Les termes "infra étatique" ou "sub-étatique" fréquemment mobilisés pour qualifier les collectivités locales marquent la difficulté des internationalistes à célébrer le deuil tant d'un statocentrisme que d'un transnationalisme enthousiaste, que l'on remet heureusement en cause suite à l'ouvrage de Risse-Kappen (1995). L'engagement des collectivités locales sur la scène internationale est fondé par l'ordre étatique et l'on ne voit pas, dans le cas d'espèce, ce qui serait "infra étatique" ou "sub étatique". On constate à contrario que les collectivités locales et les services de l'Etat agissent de concert sur l'ensemble du territoire national - ce qui est sans doute récent - mais invite néanmoins à prendre en compte les évolutions globales de l'action publique dans l'analyse des relations internationales (Vion ; Négrier, 2002 : 7). Il en est de même des préfixes "infra" ou "sub" qui suggèrent l'existence d'un jeu local échappant au contrôle des administrations d'Etat. Ceci est certes vrai mais fait l'impasse sur tout un jeu de légitimations réciproques dans lequel se renforcent ou se limitent les capacités d'action de tel ou tel autre protagoniste. Dans le cadre de ce travail, nous utiliserons le concept d' « acteur gouvernemental non central » cité par Hocking en 1993 (Négrier ; Vion, 2002 : 8). Ce concept semble plus opératoire dans le cadre de notre étude dans la mesure où, il sera question de voir dans une certaine mesure comment l'Etat tend à pratiquer une logique de sous-traitance en matière de politique étrangère en confiant certains secteurs de son agenda politique saturé (Blom ; Charillon, 2001) aux collectivités locales. Il va de soi cependant que le concept d' « acteur gouvernemental non central » ne doit pas être appréhendé sous le prisme de la déconcentration administrative mais sous celui de la décentralisation de la coopération internationale.

◆ Lignes fournies:
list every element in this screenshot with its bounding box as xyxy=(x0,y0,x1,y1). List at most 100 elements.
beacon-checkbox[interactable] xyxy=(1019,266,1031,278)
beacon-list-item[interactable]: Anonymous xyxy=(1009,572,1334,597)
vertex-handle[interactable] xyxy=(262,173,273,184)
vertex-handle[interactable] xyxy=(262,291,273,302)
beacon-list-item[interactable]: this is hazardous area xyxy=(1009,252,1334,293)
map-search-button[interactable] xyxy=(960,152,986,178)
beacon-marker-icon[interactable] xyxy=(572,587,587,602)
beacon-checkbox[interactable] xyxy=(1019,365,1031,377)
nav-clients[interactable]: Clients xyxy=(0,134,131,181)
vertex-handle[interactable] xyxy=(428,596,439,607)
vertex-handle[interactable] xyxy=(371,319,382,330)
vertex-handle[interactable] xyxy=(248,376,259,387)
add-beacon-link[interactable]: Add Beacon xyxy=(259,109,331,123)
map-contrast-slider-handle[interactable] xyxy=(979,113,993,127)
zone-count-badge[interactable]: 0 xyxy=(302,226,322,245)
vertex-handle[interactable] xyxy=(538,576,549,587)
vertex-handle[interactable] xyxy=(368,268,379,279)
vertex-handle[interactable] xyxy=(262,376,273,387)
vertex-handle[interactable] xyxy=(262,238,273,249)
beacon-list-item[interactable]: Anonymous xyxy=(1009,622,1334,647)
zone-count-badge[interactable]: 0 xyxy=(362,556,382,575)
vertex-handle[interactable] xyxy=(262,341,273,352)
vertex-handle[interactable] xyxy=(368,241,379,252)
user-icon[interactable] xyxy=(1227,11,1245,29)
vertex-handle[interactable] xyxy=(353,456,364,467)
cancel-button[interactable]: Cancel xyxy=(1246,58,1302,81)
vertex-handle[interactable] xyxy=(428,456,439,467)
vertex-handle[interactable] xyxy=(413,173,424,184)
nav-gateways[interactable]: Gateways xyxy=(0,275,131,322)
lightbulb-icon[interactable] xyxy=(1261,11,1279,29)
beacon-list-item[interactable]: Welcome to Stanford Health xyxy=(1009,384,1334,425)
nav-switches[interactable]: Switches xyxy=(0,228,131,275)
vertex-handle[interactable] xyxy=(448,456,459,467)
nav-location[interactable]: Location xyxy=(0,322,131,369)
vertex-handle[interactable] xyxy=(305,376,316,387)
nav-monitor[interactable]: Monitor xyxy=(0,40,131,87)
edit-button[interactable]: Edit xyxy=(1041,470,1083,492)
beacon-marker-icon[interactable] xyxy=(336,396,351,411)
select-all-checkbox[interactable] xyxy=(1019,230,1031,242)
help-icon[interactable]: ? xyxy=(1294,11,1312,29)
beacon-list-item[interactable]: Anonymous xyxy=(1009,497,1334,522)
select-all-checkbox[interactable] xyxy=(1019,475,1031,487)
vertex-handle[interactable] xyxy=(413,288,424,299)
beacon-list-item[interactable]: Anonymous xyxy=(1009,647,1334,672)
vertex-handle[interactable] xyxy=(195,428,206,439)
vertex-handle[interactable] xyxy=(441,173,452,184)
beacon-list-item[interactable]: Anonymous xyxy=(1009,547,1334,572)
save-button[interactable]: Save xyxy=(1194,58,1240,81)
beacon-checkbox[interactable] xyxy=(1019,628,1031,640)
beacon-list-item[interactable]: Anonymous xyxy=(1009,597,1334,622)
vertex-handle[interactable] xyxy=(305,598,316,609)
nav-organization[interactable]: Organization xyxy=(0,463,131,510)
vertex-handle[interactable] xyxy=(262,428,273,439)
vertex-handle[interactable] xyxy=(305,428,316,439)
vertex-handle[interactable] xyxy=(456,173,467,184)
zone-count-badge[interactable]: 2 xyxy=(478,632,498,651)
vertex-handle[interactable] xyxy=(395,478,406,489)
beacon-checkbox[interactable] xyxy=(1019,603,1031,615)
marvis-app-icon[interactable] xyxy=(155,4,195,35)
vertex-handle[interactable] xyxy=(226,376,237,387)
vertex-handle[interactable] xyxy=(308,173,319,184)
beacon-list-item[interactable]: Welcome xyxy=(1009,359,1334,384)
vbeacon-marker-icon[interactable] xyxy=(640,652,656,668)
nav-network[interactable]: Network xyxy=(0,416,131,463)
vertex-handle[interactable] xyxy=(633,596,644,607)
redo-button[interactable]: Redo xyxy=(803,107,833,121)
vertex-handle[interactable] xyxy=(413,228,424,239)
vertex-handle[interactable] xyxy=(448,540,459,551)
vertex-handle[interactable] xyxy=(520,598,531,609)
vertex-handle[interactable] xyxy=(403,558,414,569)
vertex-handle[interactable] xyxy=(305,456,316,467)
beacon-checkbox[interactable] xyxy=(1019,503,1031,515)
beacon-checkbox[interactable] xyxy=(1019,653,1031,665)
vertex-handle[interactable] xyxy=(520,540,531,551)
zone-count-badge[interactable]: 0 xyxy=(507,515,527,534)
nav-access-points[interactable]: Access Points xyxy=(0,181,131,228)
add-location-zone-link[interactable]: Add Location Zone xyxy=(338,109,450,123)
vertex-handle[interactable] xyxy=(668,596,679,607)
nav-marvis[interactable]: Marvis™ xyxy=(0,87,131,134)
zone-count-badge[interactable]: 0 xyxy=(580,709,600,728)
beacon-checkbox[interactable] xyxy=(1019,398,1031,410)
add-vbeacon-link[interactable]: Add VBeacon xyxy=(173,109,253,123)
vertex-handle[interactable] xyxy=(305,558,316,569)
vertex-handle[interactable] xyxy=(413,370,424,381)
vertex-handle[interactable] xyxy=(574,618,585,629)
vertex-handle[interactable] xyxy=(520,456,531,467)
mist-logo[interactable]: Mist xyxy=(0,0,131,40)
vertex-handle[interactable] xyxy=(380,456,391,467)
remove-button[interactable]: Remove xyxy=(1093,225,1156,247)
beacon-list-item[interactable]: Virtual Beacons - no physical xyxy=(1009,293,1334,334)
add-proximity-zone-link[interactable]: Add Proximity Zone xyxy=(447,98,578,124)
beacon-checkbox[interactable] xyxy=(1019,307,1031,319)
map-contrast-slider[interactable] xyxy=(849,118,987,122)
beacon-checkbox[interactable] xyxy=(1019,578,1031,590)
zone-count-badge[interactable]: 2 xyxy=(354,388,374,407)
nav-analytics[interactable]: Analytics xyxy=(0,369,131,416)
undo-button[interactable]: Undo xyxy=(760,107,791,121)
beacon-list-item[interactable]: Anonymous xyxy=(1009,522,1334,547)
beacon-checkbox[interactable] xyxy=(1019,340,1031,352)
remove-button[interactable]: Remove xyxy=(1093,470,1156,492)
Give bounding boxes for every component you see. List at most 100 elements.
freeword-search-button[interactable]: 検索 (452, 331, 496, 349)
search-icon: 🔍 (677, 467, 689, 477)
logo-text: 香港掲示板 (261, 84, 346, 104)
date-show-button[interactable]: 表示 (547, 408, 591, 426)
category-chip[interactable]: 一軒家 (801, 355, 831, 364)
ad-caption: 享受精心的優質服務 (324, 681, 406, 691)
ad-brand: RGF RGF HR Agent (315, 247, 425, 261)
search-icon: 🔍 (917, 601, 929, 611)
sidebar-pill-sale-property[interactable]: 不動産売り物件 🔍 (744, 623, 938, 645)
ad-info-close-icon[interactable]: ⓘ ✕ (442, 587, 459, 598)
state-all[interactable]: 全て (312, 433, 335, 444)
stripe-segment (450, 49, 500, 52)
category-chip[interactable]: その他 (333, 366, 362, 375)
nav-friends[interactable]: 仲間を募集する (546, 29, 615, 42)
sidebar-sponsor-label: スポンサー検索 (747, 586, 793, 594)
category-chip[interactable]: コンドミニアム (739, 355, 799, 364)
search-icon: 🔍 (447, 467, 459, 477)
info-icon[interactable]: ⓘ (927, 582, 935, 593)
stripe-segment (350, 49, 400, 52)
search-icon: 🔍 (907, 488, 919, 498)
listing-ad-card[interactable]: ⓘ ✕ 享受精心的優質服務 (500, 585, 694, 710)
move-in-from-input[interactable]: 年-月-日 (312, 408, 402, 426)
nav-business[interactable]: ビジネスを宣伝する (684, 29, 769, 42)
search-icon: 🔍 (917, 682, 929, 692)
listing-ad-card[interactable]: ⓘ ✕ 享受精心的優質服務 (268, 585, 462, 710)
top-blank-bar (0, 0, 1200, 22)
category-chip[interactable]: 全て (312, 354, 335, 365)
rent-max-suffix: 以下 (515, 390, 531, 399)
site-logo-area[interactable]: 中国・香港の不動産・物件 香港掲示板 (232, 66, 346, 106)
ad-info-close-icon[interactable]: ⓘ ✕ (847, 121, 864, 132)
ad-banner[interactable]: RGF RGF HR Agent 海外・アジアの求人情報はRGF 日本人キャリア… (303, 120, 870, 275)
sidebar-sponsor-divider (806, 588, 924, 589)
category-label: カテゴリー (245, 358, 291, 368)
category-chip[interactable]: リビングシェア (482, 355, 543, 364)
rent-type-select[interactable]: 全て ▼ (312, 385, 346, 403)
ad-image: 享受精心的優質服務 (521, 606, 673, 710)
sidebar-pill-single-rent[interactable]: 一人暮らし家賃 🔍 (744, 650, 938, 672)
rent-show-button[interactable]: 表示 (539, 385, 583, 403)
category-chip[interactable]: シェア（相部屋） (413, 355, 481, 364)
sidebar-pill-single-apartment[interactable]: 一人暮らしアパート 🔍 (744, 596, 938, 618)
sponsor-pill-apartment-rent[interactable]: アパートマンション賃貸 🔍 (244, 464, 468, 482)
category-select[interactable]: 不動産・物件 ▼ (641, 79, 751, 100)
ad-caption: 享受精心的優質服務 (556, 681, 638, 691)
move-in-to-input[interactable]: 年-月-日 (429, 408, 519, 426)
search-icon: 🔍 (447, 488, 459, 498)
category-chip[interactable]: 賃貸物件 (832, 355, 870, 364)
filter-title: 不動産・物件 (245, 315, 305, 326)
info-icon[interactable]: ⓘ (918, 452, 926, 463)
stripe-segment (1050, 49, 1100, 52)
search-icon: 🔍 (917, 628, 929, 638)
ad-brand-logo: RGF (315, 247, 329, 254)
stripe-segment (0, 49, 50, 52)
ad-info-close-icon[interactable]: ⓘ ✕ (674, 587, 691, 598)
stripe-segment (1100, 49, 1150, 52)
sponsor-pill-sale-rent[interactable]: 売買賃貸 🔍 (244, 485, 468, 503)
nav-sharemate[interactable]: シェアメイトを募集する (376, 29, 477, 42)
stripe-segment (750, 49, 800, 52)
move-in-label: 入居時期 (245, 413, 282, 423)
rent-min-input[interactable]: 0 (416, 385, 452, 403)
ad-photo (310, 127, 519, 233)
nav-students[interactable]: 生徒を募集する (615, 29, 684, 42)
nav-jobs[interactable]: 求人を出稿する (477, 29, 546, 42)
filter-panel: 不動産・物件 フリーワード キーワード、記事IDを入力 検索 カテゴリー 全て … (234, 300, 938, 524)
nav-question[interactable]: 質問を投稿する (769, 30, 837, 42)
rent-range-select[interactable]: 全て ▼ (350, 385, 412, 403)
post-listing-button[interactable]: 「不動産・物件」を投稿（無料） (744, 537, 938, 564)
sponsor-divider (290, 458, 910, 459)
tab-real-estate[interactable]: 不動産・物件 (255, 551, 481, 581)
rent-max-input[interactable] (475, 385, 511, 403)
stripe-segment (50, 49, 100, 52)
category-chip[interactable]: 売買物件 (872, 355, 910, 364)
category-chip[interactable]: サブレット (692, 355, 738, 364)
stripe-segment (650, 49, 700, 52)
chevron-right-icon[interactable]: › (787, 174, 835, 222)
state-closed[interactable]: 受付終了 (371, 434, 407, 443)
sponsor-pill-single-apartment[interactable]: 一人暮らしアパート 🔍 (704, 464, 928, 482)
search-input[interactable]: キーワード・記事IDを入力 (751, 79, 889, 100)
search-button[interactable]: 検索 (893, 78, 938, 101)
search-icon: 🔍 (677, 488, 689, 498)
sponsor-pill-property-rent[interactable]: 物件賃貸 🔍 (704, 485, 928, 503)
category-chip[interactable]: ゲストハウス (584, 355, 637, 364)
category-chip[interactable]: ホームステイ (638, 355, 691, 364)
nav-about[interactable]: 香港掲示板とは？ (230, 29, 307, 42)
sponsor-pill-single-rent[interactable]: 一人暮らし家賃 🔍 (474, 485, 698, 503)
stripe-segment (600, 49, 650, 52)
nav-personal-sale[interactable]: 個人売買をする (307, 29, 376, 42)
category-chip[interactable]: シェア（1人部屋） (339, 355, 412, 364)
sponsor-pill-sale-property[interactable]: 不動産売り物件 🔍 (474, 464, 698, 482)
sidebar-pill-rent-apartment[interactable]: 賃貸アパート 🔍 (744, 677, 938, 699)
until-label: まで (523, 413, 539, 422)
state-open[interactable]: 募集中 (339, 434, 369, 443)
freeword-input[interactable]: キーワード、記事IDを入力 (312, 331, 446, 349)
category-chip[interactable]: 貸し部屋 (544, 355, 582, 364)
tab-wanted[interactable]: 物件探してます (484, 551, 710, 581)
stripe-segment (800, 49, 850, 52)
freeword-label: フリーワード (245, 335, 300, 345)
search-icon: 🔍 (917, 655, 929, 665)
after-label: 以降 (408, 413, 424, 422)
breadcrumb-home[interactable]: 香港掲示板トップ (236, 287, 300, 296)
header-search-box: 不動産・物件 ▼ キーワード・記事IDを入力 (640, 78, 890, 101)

◆ Exercices proposés:
1. Relevez tous les auteurs cités nommément dans l'extrait sur les collectivités locales.
2. Traduisez en anglais cette phrase de l'extrait sur les collectivités locales : « Il en est de même des préfixes "infra" ou "sub" qui suggèrent l'existence d'un jeu local échappant au contrôle des administrations d'Etat. »
3. Poursuivez l'extrait sur les collectivités locales et la scène internationale à partir de sa dernière phrase.
Les lignes fournies ne servent à rien pour ces exercices.

◆ Réponses par exercice:
1. Risse-Kappen, Vion, Négrier, Hocking, Blom, Charillon

2. The same is true of the prefixes "infra" or "sub," which suggest the existence of a local game that escapes the control of State administrations.

3.
3) Le partenariat

Le mot partenariat est à la mode aujourd'hui. Le banquier, l'entrepreneur se disent volontiers être partenaires de leurs clients. Dans l'arène sociale et politique, on parle couramment de partenaires sociaux. Même dans un couple, on parle de partenaires. Aucune de ces définitions ne semble satisfaire à notre préoccupation.

Par ce concept, entendons simplement un système de relations construites par différents acteurs dans un univers relationnel essentiellement interdépendant, prenant au sérieux le principe de "réciprocité". C'est le lieu de rappeler que la réciprocité est un principe de droit international selon lequel un Etat subordonne l'exécution de ses engagements ou de ses obligations à l'attitude équivalente de la part d'un autre Etat. L'article 55 de la constitution française de 1958 prévoit d'ailleurs une condition de réciprocité d'application des traités ou accords régulièrement ratifiés ou approuvés pour que ceux-ci aient dès leur publication, une autorité supérieure à celle des lois (Debbasch ; Bourdon ; Ricci, 2001).

La notion de partenariat implique finalement un échange de prestations au service des intérêts mutuels des parties (Nach Mback, 1994) : c'est une relation fondée essentiellement sur la logique « donnant - donnant » et/ou « win - win ».

Ainsi dépouillé des ambiguïtés majeures qui en obstruaient le sens précis, nous espérons avoir clarifié et précisé davantage notre objet d'étude. Néanmoins, une inquiétude persiste ; celle de savoir pourquoi une étude sur la coopération décentralisée entre la France et le Cameroun ?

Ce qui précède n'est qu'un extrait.